*Stated problem*
Determine the number of lines that contain the word "Voucher", then state that number and nothing more.

*Data excerpts*

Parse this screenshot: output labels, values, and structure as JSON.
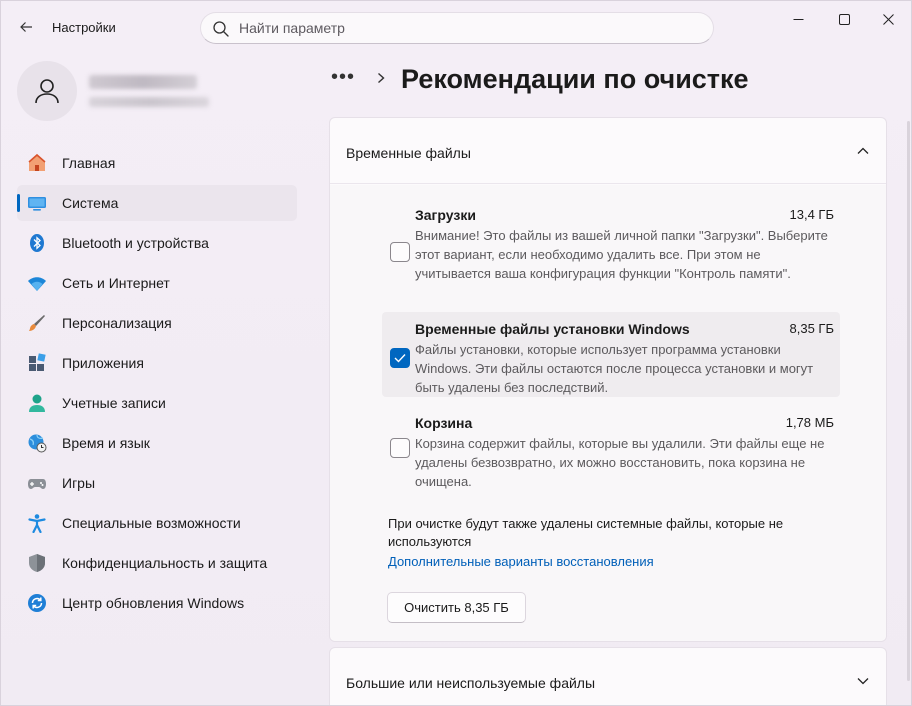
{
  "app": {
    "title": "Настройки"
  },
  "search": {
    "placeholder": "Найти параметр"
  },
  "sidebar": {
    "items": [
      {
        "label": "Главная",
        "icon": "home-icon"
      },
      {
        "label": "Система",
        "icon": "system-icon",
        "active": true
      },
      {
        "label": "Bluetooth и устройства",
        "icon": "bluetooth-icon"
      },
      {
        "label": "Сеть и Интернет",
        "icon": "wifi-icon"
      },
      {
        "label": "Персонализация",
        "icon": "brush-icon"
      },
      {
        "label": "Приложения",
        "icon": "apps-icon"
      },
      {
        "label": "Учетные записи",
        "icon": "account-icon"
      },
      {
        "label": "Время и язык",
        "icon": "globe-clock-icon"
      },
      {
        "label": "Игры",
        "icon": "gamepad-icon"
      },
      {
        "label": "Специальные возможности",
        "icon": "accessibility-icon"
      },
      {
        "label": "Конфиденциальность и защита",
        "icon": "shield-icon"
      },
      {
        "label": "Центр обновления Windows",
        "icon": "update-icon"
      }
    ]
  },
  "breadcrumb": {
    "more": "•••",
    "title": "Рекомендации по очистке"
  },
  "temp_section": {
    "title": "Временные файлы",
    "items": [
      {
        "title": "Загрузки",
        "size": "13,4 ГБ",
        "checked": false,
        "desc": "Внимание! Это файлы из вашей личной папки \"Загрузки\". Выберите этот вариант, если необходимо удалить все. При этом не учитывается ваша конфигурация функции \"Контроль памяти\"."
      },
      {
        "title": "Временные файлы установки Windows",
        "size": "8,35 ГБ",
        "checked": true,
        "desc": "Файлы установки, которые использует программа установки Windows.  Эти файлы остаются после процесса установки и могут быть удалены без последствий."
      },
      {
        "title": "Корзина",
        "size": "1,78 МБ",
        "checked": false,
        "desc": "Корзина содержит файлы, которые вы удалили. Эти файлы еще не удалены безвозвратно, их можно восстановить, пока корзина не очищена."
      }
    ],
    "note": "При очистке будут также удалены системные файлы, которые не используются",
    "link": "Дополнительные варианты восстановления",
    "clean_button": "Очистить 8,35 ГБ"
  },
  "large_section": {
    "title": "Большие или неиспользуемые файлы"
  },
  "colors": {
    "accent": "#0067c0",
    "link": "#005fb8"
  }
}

---

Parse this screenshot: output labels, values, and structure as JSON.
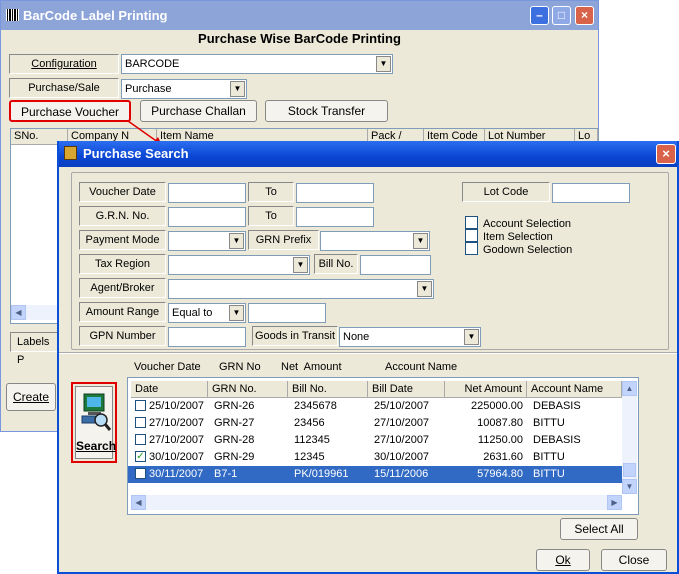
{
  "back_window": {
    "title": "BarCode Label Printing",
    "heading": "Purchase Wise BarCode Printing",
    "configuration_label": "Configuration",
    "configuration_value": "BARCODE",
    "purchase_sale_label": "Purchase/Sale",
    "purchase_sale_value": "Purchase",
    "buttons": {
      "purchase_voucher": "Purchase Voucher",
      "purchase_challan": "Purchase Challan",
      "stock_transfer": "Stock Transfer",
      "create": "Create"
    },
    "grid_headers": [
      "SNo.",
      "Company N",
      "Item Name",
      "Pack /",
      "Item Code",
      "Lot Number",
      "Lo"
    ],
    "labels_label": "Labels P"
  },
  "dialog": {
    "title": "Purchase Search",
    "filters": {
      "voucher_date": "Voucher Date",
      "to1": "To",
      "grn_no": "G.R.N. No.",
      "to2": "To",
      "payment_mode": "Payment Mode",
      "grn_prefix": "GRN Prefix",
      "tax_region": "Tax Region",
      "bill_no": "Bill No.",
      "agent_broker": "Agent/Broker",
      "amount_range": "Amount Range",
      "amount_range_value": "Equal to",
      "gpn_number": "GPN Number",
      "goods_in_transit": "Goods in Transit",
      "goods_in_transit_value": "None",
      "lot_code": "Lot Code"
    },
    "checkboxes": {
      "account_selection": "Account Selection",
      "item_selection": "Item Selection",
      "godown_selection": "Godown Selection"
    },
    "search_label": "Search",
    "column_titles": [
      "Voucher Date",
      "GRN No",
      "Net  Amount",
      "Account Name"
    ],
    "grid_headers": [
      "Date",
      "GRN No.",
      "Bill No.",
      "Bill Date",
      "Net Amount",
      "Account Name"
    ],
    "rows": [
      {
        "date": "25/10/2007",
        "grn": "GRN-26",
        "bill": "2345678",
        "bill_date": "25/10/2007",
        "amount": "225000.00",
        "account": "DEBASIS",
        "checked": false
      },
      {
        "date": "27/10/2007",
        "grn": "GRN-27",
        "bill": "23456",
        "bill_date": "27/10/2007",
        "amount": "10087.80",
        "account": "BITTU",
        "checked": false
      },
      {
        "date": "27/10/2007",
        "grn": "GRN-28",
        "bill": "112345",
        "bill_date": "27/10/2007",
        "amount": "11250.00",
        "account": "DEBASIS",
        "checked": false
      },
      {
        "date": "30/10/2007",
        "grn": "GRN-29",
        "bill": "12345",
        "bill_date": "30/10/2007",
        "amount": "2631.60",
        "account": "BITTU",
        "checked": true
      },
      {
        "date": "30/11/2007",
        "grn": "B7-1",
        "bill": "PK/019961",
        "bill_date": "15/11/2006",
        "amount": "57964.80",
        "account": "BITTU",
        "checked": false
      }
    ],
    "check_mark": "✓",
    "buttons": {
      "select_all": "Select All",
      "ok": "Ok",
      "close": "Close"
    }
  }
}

--

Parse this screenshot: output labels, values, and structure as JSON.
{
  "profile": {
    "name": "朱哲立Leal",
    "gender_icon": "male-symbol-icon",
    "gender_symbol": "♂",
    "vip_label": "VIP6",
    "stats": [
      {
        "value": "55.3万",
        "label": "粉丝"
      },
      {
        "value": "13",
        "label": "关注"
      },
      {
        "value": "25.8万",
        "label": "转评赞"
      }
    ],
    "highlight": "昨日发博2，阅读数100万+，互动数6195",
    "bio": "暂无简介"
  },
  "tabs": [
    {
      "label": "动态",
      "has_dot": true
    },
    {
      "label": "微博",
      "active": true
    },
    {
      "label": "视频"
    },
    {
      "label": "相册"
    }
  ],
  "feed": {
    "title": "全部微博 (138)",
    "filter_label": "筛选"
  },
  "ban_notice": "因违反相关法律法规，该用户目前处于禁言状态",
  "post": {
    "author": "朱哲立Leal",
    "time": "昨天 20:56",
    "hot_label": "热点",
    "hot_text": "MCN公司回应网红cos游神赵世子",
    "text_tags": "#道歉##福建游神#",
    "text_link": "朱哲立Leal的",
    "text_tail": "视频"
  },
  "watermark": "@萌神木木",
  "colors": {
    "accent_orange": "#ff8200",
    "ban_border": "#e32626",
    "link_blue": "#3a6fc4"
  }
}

*Result*
3